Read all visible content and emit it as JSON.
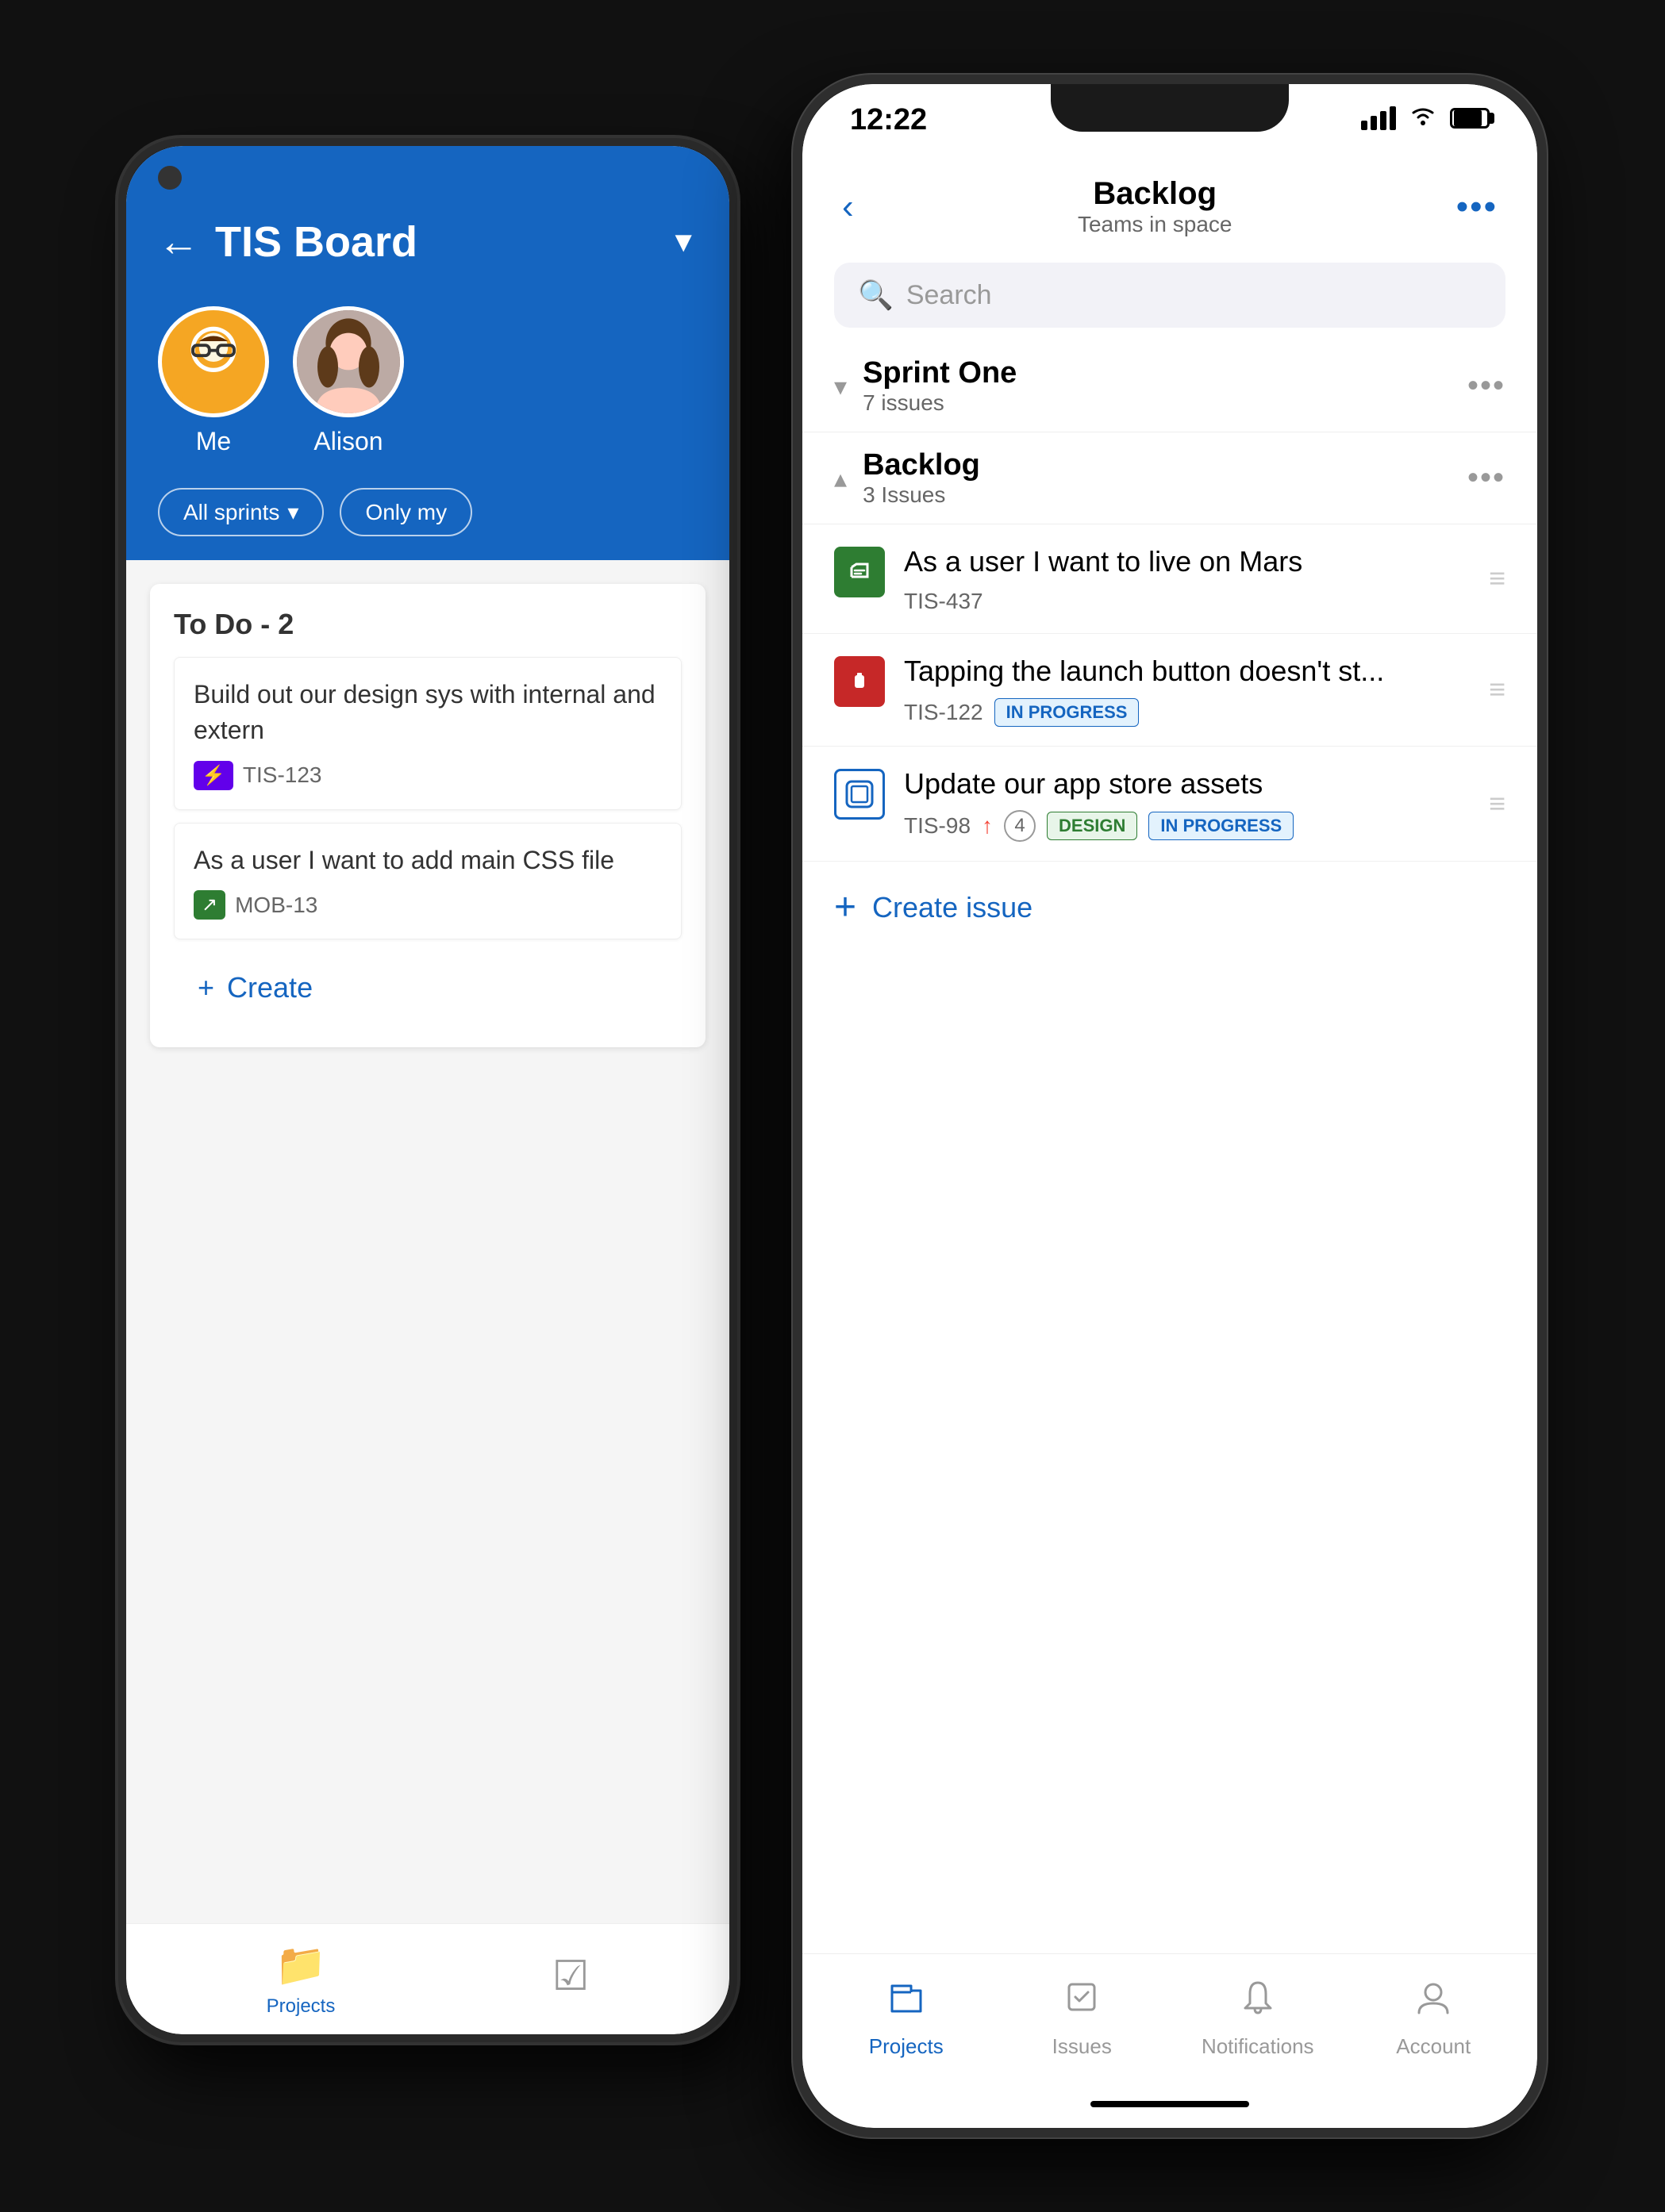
{
  "android": {
    "title": "TIS Board",
    "back_label": "←",
    "dropdown_arrow": "▼",
    "user1_label": "Me",
    "user2_label": "Alison",
    "filter1": "All sprints",
    "filter2": "Only my",
    "column_title": "To Do - 2",
    "card1_text": "Build out our design sys with internal and extern",
    "card1_id": "TIS-123",
    "card2_text": "As a user I want to add main CSS file",
    "card2_id": "MOB-13",
    "create_btn": "Create",
    "nav_projects": "Projects",
    "nav_issues": ""
  },
  "iphone": {
    "time": "12:22",
    "title": "Backlog",
    "subtitle": "Teams in space",
    "search_placeholder": "Search",
    "more_dots": "•••",
    "sprint_one_title": "Sprint One",
    "sprint_one_count": "7 issues",
    "backlog_title": "Backlog",
    "backlog_count": "3 Issues",
    "issue1_title": "As a user I want to live on Mars",
    "issue1_id": "TIS-437",
    "issue2_title": "Tapping the launch button doesn't st...",
    "issue2_id": "TIS-122",
    "issue2_badge": "IN PROGRESS",
    "issue3_title": "Update our app store assets",
    "issue3_id": "TIS-98",
    "issue3_story_points": "4",
    "issue3_badge_design": "DESIGN",
    "issue3_badge_progress": "IN PROGRESS",
    "create_issue": "Create issue",
    "nav_projects": "Projects",
    "nav_issues": "Issues",
    "nav_notifications": "Notifications",
    "nav_account": "Account"
  }
}
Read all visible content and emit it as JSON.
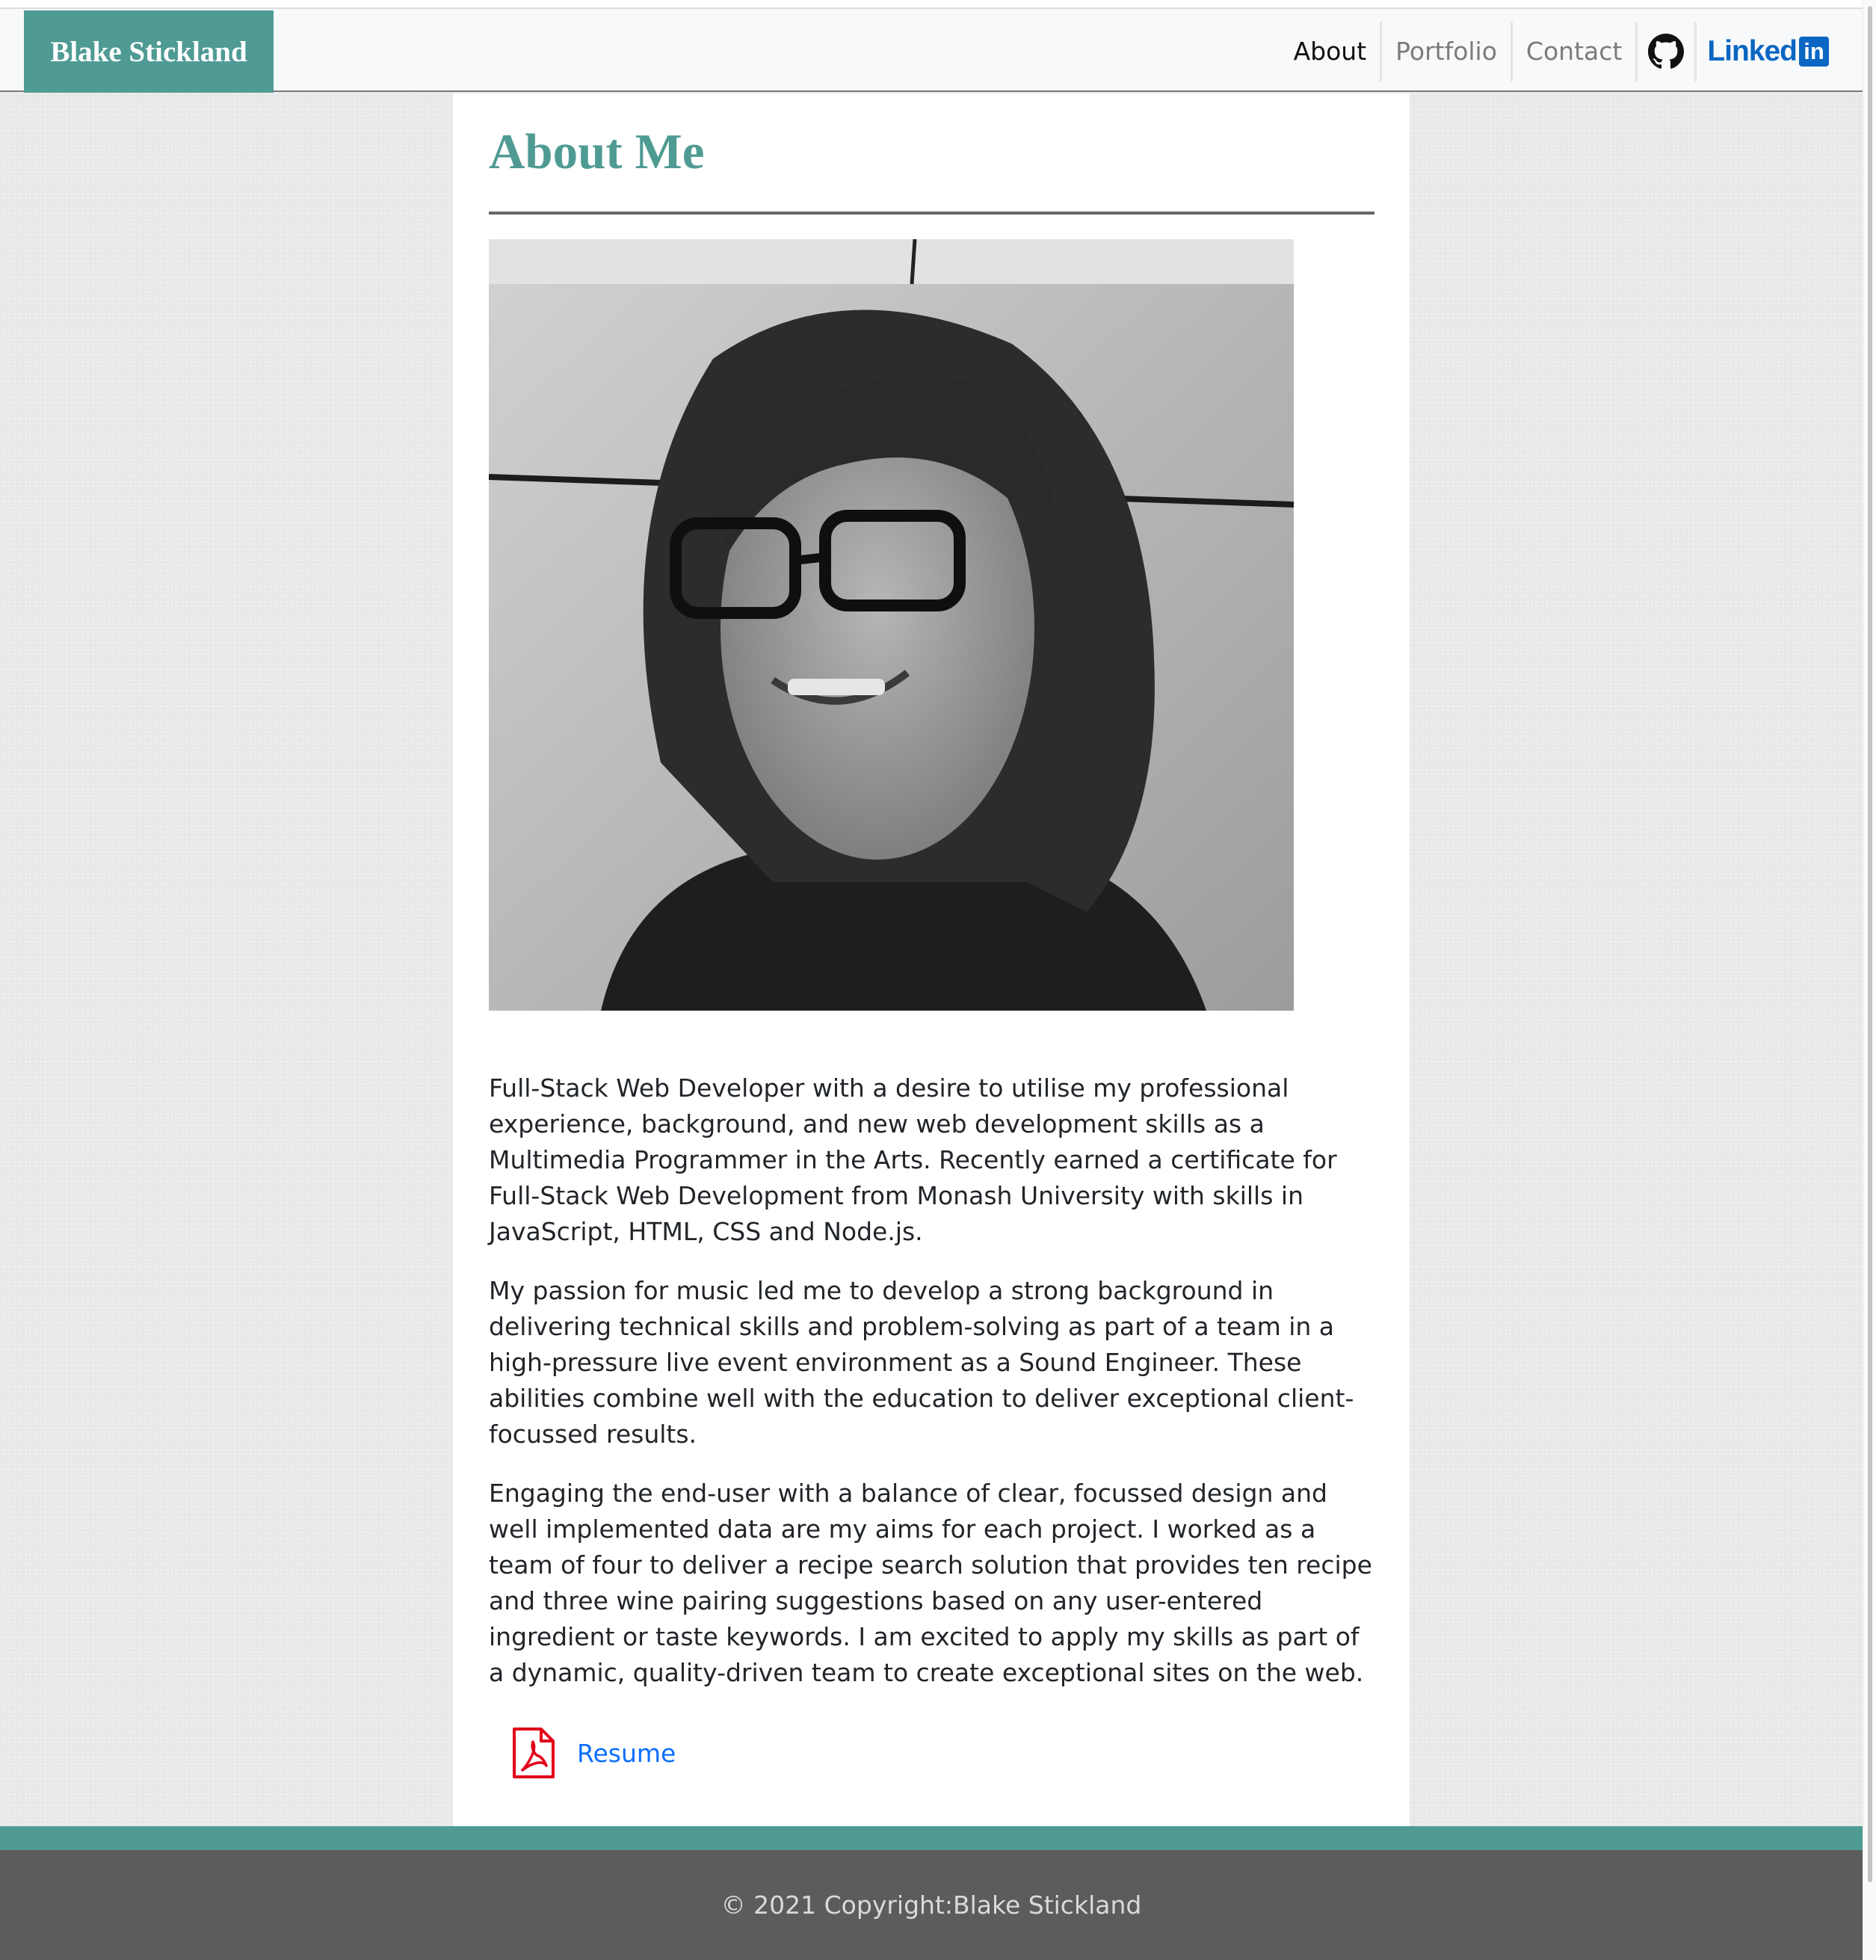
{
  "navbar": {
    "brand": "Blake Stickland",
    "links": [
      {
        "label": "About",
        "active": true
      },
      {
        "label": "Portfolio",
        "active": false
      },
      {
        "label": "Contact",
        "active": false
      }
    ],
    "github_icon": "github-icon",
    "linkedin": {
      "word": "Linked",
      "box": "in",
      "icon": "linkedin-icon"
    }
  },
  "main": {
    "title": "About Me",
    "portrait_icon": "profile-photo",
    "paragraphs": [
      "Full-Stack Web Developer with a desire to utilise my professional experience, background, and new web development skills as a Multimedia Programmer in the Arts. Recently earned a certificate for Full-Stack Web Development from Monash University with skills in JavaScript, HTML, CSS and Node.js.",
      "My passion for music led me to develop a strong background in delivering technical skills and problem-solving as part of a team in a high-pressure live event environment as a Sound Engineer. These abilities combine well with the education to deliver exceptional client-focussed results.",
      "Engaging the end-user with a balance of clear, focussed design and well implemented data are my aims for each project. I worked as a team of four to deliver a recipe search solution that provides ten recipe and three wine pairing suggestions based on any user-entered ingredient or taste keywords. I am excited to apply my skills as part of a dynamic, quality-driven team to create exceptional sites on the web."
    ],
    "resume": {
      "label": "Resume",
      "icon": "pdf-icon"
    }
  },
  "footer": {
    "text": "© 2021 Copyright:Blake Stickland"
  },
  "colors": {
    "accent": "#4f9b94",
    "link": "#0d6efd",
    "footer_bg": "#5c5c5c",
    "pdf_red": "#e2001a",
    "linkedin_blue": "#0a66c2"
  }
}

◆ Given problem
For the listing above, identify each line bearing "Blake".

◆ Task output
    "brand": "Blake Stickland",
    "text": "© 2021 Copyright:Blake Stickland"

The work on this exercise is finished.